#### EXERCISE DETAILS:
Pick out every line with the word "Forecast" and copy it.

#### MATERIAL SUPPLIED:
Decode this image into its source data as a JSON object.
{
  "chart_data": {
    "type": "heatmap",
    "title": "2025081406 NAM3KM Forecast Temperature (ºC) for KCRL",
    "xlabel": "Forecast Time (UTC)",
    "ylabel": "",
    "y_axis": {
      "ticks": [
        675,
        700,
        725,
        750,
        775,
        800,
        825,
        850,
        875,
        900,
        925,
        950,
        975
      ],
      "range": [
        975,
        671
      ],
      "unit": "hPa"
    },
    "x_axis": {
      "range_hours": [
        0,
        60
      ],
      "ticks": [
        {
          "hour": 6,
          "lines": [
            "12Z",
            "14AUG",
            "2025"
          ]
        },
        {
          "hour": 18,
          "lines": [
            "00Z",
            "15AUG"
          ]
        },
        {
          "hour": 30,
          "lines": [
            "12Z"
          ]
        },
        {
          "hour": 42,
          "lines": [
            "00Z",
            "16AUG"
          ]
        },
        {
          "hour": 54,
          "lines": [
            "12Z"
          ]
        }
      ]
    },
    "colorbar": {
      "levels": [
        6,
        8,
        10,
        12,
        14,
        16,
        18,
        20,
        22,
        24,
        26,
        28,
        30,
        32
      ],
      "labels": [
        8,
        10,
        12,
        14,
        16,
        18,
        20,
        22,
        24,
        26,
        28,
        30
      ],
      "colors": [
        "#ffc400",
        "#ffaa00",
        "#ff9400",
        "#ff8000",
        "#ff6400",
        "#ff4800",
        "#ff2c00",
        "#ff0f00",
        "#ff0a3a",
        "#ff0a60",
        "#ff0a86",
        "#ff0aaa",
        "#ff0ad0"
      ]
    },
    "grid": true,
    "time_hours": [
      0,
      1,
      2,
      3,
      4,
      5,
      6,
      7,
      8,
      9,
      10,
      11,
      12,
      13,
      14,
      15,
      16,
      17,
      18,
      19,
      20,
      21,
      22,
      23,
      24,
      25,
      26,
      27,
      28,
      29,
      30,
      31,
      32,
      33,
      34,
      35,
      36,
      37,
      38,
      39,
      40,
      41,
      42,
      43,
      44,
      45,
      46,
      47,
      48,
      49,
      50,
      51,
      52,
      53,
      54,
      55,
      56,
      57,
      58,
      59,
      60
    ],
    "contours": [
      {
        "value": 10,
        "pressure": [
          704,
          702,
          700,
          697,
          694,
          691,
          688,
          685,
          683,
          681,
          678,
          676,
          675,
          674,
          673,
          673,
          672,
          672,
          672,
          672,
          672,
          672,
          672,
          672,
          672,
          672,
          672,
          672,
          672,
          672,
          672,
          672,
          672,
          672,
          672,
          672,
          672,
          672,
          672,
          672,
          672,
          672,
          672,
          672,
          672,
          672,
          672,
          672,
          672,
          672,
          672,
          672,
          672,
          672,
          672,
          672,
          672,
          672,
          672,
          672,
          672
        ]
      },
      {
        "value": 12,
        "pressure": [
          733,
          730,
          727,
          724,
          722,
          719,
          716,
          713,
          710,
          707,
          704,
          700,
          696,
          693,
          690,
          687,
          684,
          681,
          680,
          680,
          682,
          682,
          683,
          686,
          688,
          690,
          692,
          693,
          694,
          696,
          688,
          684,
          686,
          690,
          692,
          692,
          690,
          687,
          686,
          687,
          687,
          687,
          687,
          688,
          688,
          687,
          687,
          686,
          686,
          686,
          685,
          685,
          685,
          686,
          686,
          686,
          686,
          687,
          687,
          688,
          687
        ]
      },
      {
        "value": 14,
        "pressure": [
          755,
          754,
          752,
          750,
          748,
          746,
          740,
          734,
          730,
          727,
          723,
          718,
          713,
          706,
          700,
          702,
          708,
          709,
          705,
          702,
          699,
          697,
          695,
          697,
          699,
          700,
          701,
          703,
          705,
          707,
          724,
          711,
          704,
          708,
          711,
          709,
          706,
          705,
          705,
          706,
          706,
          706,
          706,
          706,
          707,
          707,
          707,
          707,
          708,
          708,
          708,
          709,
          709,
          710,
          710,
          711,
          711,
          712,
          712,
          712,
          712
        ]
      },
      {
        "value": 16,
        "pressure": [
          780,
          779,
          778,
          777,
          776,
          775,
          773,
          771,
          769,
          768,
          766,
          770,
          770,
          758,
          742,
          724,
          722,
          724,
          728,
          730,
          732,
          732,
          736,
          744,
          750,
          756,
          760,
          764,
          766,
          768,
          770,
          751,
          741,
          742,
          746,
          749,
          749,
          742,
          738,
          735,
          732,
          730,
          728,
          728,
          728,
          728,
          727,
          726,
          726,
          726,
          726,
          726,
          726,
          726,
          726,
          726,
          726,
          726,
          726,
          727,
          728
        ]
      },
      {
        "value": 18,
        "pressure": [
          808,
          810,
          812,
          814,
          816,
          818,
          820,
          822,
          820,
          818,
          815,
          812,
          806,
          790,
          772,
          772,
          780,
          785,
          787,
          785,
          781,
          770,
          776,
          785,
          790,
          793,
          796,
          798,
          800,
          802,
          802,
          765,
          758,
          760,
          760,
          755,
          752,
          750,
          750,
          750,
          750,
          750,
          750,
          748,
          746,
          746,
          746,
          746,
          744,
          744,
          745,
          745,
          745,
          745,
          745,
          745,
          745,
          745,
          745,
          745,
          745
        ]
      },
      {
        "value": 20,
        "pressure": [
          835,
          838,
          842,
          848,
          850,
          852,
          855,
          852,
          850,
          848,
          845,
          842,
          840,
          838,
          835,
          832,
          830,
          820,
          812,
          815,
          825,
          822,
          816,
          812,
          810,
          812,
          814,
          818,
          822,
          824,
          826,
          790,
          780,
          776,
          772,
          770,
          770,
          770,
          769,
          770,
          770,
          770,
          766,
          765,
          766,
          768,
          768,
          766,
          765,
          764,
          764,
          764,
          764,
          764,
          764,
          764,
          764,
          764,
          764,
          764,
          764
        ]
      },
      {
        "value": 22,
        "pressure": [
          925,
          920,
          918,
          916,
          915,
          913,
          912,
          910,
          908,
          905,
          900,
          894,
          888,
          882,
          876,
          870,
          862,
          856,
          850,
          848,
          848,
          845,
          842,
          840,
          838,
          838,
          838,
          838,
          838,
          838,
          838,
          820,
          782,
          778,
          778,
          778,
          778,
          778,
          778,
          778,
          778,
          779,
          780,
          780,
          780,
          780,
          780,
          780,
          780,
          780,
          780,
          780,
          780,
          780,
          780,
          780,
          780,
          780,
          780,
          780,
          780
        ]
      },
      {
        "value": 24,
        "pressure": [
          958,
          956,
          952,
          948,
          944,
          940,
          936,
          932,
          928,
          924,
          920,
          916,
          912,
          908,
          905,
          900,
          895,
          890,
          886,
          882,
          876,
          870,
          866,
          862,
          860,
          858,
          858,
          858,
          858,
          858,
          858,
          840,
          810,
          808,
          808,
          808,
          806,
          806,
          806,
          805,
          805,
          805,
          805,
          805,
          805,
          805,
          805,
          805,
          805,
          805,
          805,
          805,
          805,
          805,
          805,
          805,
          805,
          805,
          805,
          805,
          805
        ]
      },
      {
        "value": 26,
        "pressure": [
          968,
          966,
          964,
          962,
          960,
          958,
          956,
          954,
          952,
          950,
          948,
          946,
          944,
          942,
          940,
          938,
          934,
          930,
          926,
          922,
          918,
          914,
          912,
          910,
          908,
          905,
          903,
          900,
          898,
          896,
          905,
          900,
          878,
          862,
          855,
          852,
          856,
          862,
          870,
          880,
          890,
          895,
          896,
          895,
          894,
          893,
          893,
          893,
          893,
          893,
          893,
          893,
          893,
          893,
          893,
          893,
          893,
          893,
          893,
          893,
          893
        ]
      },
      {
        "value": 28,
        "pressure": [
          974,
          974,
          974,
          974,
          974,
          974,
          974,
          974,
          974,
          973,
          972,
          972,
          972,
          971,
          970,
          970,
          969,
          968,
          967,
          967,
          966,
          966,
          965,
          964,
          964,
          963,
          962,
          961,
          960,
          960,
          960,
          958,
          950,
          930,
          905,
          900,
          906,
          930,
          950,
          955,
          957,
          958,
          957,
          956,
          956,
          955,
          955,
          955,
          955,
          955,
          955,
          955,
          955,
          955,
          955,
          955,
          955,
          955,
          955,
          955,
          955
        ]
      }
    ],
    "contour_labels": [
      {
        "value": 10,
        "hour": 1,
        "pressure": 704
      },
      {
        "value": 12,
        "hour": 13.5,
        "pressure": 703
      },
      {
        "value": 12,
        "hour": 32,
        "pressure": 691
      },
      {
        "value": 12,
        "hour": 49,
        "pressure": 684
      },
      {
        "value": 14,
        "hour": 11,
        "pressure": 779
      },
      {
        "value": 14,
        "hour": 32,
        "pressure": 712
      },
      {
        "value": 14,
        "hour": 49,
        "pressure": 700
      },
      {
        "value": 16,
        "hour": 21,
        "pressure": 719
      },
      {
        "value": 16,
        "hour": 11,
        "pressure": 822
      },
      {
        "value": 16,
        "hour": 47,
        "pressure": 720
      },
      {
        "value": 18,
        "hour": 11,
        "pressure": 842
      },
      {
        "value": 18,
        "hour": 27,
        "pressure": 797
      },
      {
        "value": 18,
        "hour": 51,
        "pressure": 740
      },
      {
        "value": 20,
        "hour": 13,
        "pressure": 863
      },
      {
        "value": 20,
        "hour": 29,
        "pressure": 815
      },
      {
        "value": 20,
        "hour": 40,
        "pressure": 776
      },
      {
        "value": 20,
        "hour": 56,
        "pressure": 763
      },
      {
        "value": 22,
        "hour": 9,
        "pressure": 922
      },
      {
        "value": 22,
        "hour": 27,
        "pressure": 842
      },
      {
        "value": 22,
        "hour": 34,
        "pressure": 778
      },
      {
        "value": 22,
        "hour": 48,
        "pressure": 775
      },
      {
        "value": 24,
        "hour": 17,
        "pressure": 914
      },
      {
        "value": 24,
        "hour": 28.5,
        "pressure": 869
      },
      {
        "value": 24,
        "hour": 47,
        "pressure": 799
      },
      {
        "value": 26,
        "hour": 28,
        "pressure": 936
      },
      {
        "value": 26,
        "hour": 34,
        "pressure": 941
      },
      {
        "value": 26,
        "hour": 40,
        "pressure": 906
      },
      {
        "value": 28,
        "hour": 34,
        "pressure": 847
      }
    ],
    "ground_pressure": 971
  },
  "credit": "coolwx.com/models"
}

#### THE REPLY:
    "title": "2025081406 NAM3KM Forecast Temperature (ºC) for KCRL",
    "xlabel": "Forecast Time (UTC)",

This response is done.